Please give the count of lines holding the string "meas" and nothing besides.

EXCERPTED DATA:
═══
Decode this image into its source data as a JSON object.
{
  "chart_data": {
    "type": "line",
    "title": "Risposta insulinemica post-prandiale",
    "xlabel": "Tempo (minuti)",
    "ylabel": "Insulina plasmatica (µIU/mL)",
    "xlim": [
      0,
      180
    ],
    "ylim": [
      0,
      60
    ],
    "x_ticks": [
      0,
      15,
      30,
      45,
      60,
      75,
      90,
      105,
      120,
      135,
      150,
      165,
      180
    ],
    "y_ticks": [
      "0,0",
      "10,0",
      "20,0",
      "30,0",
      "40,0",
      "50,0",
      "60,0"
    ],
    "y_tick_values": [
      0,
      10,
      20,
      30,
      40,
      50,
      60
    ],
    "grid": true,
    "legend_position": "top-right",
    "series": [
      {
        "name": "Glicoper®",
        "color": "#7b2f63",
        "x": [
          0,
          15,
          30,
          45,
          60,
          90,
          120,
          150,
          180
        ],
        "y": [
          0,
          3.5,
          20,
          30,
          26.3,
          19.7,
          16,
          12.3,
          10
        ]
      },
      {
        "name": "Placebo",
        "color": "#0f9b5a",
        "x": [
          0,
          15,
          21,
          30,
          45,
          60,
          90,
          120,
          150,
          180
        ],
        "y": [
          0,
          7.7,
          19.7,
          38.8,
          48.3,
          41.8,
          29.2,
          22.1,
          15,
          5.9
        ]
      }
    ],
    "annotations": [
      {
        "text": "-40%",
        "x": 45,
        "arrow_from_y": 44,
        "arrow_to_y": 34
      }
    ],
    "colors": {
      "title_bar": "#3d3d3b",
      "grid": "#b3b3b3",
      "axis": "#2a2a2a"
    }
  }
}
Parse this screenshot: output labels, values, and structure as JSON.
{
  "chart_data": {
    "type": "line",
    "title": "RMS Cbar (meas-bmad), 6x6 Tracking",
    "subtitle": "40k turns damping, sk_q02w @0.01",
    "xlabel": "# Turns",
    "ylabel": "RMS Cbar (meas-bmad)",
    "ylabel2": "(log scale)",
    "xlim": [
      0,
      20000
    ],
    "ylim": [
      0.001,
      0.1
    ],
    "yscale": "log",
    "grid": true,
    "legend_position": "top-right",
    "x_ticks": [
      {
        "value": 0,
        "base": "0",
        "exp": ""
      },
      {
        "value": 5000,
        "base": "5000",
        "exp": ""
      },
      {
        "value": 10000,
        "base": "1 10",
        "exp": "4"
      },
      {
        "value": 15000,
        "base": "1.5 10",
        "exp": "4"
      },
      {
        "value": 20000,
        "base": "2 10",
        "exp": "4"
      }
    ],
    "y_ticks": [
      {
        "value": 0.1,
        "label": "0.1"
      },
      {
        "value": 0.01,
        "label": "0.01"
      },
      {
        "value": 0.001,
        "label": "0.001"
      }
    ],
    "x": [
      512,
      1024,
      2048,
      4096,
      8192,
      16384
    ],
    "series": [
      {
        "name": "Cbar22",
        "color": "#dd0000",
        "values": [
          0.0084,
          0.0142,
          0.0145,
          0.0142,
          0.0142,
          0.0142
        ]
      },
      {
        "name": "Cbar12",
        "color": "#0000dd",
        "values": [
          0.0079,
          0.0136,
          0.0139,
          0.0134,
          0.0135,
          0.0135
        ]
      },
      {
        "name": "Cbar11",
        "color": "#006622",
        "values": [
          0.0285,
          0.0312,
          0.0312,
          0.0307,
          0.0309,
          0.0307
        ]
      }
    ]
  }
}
═══
THE ANSWER: 2